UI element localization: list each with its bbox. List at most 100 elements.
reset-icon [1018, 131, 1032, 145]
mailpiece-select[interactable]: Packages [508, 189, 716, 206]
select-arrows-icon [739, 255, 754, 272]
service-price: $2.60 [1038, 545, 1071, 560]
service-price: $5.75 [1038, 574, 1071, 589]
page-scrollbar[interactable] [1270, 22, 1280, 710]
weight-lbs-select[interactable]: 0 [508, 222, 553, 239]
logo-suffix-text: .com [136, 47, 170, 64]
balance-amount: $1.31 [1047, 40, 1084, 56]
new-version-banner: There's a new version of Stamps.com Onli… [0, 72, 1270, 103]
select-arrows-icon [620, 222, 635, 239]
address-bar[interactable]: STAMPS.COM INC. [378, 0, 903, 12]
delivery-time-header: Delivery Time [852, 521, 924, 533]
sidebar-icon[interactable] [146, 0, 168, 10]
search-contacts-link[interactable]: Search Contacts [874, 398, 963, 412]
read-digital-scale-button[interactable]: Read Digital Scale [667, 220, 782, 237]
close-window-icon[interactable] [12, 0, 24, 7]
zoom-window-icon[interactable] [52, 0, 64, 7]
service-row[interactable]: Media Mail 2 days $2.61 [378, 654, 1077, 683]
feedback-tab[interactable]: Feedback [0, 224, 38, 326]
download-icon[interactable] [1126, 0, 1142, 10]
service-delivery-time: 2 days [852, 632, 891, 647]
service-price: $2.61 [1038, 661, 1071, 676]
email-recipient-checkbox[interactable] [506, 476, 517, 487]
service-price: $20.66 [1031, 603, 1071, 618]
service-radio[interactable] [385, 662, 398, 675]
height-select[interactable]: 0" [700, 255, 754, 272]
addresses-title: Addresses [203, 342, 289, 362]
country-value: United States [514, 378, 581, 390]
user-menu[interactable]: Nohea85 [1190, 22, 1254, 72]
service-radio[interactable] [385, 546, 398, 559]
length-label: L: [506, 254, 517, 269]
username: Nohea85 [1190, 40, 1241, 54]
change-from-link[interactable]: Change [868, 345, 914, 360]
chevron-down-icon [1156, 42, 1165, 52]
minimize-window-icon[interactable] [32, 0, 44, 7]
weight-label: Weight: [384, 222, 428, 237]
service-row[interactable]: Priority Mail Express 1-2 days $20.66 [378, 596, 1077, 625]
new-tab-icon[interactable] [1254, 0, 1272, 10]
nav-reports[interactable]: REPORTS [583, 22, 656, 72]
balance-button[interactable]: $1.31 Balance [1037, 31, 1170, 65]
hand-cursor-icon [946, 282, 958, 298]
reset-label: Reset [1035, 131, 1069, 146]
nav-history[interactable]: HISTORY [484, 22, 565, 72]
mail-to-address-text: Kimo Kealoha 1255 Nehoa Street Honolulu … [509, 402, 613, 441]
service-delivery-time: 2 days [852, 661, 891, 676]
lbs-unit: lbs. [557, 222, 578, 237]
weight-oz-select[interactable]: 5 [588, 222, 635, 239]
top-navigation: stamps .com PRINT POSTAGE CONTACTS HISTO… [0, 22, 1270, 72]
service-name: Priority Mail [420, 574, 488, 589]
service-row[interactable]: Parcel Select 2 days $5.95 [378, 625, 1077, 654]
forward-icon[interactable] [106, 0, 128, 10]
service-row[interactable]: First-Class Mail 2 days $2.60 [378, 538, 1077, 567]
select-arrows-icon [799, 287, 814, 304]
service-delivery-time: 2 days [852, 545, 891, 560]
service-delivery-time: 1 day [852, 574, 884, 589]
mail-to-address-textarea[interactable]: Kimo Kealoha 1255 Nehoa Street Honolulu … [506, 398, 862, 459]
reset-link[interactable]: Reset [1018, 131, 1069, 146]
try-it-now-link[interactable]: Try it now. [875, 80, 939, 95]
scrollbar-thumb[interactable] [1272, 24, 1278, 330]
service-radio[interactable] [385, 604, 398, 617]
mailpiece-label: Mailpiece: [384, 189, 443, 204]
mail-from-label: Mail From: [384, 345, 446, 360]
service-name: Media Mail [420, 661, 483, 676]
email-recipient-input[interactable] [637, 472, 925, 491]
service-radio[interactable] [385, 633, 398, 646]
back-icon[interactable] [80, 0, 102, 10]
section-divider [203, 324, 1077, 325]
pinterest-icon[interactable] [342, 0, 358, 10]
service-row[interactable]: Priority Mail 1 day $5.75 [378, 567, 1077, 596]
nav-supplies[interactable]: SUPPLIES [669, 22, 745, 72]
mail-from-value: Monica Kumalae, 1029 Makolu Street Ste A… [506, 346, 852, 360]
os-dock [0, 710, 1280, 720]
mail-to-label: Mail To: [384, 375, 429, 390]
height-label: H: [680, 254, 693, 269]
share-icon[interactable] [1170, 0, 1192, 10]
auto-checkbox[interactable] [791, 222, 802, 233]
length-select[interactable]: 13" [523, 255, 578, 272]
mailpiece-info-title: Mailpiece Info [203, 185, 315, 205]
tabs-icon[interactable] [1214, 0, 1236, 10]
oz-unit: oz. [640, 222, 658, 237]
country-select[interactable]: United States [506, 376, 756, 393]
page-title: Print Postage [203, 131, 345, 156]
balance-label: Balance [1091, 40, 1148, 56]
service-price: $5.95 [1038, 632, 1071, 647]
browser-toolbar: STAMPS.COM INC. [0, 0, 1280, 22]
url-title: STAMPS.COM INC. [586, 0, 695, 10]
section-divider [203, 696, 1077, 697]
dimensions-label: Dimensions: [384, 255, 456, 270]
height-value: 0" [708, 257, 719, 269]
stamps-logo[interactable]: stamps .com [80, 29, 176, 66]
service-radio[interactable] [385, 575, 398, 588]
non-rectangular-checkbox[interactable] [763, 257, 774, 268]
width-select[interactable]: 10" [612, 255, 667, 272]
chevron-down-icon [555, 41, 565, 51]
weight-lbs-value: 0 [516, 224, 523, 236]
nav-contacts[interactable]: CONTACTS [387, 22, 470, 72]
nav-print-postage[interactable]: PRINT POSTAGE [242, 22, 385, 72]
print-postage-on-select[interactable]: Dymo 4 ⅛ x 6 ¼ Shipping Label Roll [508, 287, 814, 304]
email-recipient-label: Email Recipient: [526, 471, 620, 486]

## SHORT EXERCISE
Please copy out the listing above word for word.

## PROBLEM SOLUTION
UI element localization: list each with its bbox. List at most 100 elements.
reset-icon [1018, 131, 1032, 145]
mailpiece-select[interactable]: Packages [508, 189, 716, 206]
select-arrows-icon [739, 255, 754, 272]
service-price: $2.60 [1038, 545, 1071, 560]
service-price: $5.75 [1038, 574, 1071, 589]
page-scrollbar[interactable] [1270, 22, 1280, 710]
weight-lbs-select[interactable]: 0 [508, 222, 553, 239]
logo-suffix-text: .com [136, 47, 170, 64]
balance-amount: $1.31 [1047, 40, 1084, 56]
new-version-banner: There's a new version of Stamps.com Onli… [0, 72, 1270, 103]
select-arrows-icon [620, 222, 635, 239]
address-bar[interactable]: STAMPS.COM INC. [378, 0, 903, 12]
delivery-time-header: Delivery Time [852, 521, 924, 533]
sidebar-icon[interactable] [146, 0, 168, 10]
search-contacts-link[interactable]: Search Contacts [874, 398, 963, 412]
read-digital-scale-button[interactable]: Read Digital Scale [667, 220, 782, 237]
close-window-icon[interactable] [12, 0, 24, 7]
zoom-window-icon[interactable] [52, 0, 64, 7]
service-row[interactable]: Media Mail 2 days $2.61 [378, 654, 1077, 683]
feedback-tab[interactable]: Feedback [0, 224, 38, 326]
download-icon[interactable] [1126, 0, 1142, 10]
service-delivery-time: 2 days [852, 632, 891, 647]
service-price: $2.61 [1038, 661, 1071, 676]
email-recipient-checkbox[interactable] [506, 476, 517, 487]
service-price: $20.66 [1031, 603, 1071, 618]
service-radio[interactable] [385, 662, 398, 675]
height-select[interactable]: 0" [700, 255, 754, 272]
addresses-title: Addresses [203, 342, 289, 362]
country-value: United States [514, 378, 581, 390]
user-menu[interactable]: Nohea85 [1190, 22, 1254, 72]
service-radio[interactable] [385, 546, 398, 559]
length-label: L: [506, 254, 517, 269]
username: Nohea85 [1190, 40, 1241, 54]
change-from-link[interactable]: Change [868, 345, 914, 360]
chevron-down-icon [1156, 42, 1165, 52]
minimize-window-icon[interactable] [32, 0, 44, 7]
weight-label: Weight: [384, 222, 428, 237]
service-row[interactable]: Priority Mail Express 1-2 days $20.66 [378, 596, 1077, 625]
new-tab-icon[interactable] [1254, 0, 1272, 10]
nav-reports[interactable]: REPORTS [583, 22, 656, 72]
balance-button[interactable]: $1.31 Balance [1037, 31, 1170, 65]
hand-cursor-icon [946, 282, 958, 298]
reset-label: Reset [1035, 131, 1069, 146]
nav-history[interactable]: HISTORY [484, 22, 565, 72]
mail-to-address-text: Kimo Kealoha 1255 Nehoa Street Honolulu … [509, 402, 613, 441]
service-delivery-time: 2 days [852, 661, 891, 676]
lbs-unit: lbs. [557, 222, 578, 237]
weight-oz-select[interactable]: 5 [588, 222, 635, 239]
top-navigation: stamps .com PRINT POSTAGE CONTACTS HISTO… [0, 22, 1270, 72]
service-name: Priority Mail [420, 574, 488, 589]
service-row[interactable]: Parcel Select 2 days $5.95 [378, 625, 1077, 654]
forward-icon[interactable] [106, 0, 128, 10]
service-row[interactable]: First-Class Mail 2 days $2.60 [378, 538, 1077, 567]
select-arrows-icon [799, 287, 814, 304]
service-delivery-time: 2 days [852, 545, 891, 560]
service-delivery-time: 1 day [852, 574, 884, 589]
mail-to-address-textarea[interactable]: Kimo Kealoha 1255 Nehoa Street Honolulu … [506, 398, 862, 459]
reset-link[interactable]: Reset [1018, 131, 1069, 146]
try-it-now-link[interactable]: Try it now. [875, 80, 939, 95]
scrollbar-thumb[interactable] [1272, 24, 1278, 330]
service-radio[interactable] [385, 604, 398, 617]
mailpiece-label: Mailpiece: [384, 189, 443, 204]
mail-from-label: Mail From: [384, 345, 446, 360]
service-name: Media Mail [420, 661, 483, 676]
email-recipient-input[interactable] [637, 472, 925, 491]
service-radio[interactable] [385, 633, 398, 646]
back-icon[interactable] [80, 0, 102, 10]
section-divider [203, 324, 1077, 325]
pinterest-icon[interactable] [342, 0, 358, 10]
service-row[interactable]: Priority Mail 1 day $5.75 [378, 567, 1077, 596]
nav-supplies[interactable]: SUPPLIES [669, 22, 745, 72]
mail-from-value: Monica Kumalae, 1029 Makolu Street Ste A… [506, 346, 852, 360]
os-dock [0, 710, 1280, 720]
mail-to-label: Mail To: [384, 375, 429, 390]
height-label: H: [680, 254, 693, 269]
share-icon[interactable] [1170, 0, 1192, 10]
auto-checkbox[interactable] [791, 222, 802, 233]
length-select[interactable]: 13" [523, 255, 578, 272]
mailpiece-info-title: Mailpiece Info [203, 185, 315, 205]
tabs-icon[interactable] [1214, 0, 1236, 10]
oz-unit: oz. [640, 222, 658, 237]
country-select[interactable]: United States [506, 376, 756, 393]
page-title: Print Postage [203, 131, 345, 156]
balance-label: Balance [1091, 40, 1148, 56]
service-price: $5.95 [1038, 632, 1071, 647]
browser-toolbar: STAMPS.COM INC. [0, 0, 1280, 22]
url-title: STAMPS.COM INC. [586, 0, 695, 10]
section-divider [203, 696, 1077, 697]
dimensions-label: Dimensions: [384, 255, 456, 270]
height-value: 0" [708, 257, 719, 269]
stamps-logo[interactable]: stamps .com [80, 29, 176, 66]
service-radio[interactable] [385, 575, 398, 588]
non-rectangular-checkbox[interactable] [763, 257, 774, 268]
width-select[interactable]: 10" [612, 255, 667, 272]
chevron-down-icon [555, 41, 565, 51]
weight-lbs-value: 0 [516, 224, 523, 236]
nav-contacts[interactable]: CONTACTS [387, 22, 470, 72]
nav-print-postage[interactable]: PRINT POSTAGE [242, 22, 385, 72]
print-postage-on-select[interactable]: Dymo 4 ⅛ x 6 ¼ Shipping Label Roll [508, 287, 814, 304]
email-recipient-label: Email Recipient: [526, 471, 620, 486]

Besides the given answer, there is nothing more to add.